**Exercise objective**: Check every line below for the word "subtitle" and copy each one that has it.

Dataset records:
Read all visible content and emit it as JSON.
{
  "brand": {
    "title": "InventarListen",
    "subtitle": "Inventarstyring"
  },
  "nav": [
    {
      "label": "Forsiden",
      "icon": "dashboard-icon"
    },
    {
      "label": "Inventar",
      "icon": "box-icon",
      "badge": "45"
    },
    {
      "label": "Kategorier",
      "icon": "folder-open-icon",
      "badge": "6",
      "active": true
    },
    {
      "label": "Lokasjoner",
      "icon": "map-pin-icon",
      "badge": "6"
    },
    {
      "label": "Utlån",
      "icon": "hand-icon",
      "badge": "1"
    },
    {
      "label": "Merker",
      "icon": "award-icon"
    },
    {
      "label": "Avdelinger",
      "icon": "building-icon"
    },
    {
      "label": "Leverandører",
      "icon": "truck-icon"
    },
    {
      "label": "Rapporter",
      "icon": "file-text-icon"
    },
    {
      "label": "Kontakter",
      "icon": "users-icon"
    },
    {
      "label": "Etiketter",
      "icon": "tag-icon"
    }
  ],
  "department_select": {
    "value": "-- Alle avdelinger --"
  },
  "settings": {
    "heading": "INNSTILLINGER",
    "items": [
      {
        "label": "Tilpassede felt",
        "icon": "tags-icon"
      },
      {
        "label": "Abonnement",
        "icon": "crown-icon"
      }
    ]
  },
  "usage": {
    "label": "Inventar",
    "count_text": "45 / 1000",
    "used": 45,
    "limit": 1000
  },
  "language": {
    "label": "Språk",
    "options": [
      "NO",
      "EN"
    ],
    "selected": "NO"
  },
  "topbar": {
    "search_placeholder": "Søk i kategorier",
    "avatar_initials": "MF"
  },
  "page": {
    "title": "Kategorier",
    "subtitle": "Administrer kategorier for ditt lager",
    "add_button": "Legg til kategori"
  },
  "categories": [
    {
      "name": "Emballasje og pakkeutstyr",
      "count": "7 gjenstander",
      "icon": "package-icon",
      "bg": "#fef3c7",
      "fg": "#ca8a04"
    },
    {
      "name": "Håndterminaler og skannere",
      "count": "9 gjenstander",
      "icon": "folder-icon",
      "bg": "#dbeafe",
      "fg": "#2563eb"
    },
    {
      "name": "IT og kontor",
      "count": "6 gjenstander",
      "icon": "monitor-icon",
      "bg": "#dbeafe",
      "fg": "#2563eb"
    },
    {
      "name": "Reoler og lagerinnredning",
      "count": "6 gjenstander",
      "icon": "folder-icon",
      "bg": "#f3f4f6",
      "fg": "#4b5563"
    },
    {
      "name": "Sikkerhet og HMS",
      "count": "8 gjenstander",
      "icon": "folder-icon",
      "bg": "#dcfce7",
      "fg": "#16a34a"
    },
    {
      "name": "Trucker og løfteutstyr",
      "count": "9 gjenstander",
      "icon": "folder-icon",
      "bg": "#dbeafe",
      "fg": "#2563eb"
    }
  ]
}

**Completed exercise**:
    "subtitle": "Inventarstyring"
    "subtitle": "Administrer kategorier for ditt lager",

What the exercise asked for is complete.